[Data records]
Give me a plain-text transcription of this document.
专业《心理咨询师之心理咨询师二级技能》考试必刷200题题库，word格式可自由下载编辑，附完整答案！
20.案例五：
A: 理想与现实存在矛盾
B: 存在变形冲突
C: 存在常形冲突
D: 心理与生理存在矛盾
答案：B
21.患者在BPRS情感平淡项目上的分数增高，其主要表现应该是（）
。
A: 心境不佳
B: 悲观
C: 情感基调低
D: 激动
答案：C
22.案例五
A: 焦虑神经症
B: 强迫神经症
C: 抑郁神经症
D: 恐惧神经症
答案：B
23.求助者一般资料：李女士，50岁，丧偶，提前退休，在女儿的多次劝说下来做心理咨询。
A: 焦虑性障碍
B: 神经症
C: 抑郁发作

Aim - Reproduce the full listing exactly.

Right answer -
Give me a plain-text transcription of this document.
专业《心理咨询师之心理咨询师二级技能》考试必刷200题题库，word格式可自由下载编辑，附完整答案！
20.案例五：
A: 理想与现实存在矛盾
B: 存在变形冲突
C: 存在常形冲突
D: 心理与生理存在矛盾
答案：B
21.患者在BPRS情感平淡项目上的分数增高，其主要表现应该是（）
。
A: 心境不佳
B: 悲观
C: 情感基调低
D: 激动
答案：C
22.案例五
A: 焦虑神经症
B: 强迫神经症
C: 抑郁神经症
D: 恐惧神经症
答案：B
23.求助者一般资料：李女士，50岁，丧偶，提前退休，在女儿的多次劝说下来做心理咨询。
A: 焦虑性障碍
B: 神经症
C: 抑郁发作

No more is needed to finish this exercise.